- _STATED PROBLEM_
Look through the material below and count the lines with the string "吹进空腔中气体的质量与空腔中原有气体质量之比为". Report only the count.

##########

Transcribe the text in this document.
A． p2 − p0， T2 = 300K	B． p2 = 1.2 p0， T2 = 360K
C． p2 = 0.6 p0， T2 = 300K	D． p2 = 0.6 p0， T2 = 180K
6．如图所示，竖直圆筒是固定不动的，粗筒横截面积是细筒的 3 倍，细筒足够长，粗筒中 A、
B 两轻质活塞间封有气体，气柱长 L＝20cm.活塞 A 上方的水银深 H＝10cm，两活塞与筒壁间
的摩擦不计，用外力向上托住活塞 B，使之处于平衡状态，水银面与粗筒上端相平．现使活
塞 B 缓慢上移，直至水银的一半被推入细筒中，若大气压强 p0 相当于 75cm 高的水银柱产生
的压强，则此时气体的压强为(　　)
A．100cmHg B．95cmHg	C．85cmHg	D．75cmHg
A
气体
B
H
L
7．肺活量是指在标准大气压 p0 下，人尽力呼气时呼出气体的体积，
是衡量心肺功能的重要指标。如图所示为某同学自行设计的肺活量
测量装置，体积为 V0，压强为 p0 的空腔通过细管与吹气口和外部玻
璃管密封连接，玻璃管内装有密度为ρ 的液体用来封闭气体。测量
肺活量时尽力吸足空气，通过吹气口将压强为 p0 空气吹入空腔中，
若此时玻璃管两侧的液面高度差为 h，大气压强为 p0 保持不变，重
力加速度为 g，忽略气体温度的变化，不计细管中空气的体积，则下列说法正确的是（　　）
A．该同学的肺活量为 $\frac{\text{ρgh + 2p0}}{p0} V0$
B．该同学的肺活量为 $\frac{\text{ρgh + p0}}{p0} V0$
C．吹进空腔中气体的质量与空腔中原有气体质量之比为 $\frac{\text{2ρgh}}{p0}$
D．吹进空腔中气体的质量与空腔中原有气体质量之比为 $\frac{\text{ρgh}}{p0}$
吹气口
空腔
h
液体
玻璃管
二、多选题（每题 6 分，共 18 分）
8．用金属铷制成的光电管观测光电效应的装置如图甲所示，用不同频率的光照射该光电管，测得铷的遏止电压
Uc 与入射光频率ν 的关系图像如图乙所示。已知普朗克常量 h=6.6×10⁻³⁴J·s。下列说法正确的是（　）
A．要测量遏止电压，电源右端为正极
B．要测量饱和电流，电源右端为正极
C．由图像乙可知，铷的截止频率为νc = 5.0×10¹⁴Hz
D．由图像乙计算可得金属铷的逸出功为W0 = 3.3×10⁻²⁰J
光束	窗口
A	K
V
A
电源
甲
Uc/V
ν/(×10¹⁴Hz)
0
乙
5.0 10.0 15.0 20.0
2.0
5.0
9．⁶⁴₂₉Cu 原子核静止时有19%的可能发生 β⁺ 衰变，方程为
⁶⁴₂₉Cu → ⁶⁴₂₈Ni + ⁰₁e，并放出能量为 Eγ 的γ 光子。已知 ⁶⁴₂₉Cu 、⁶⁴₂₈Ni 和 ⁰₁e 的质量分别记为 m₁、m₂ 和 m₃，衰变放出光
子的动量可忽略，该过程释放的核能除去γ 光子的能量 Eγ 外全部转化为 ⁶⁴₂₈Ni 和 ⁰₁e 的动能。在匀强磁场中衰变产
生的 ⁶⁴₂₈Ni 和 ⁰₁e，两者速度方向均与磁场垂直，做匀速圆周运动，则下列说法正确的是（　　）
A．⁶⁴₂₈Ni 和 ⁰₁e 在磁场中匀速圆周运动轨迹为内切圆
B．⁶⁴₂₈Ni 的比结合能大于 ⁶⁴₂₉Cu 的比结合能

##########

- _FINISHED ANSWER_
2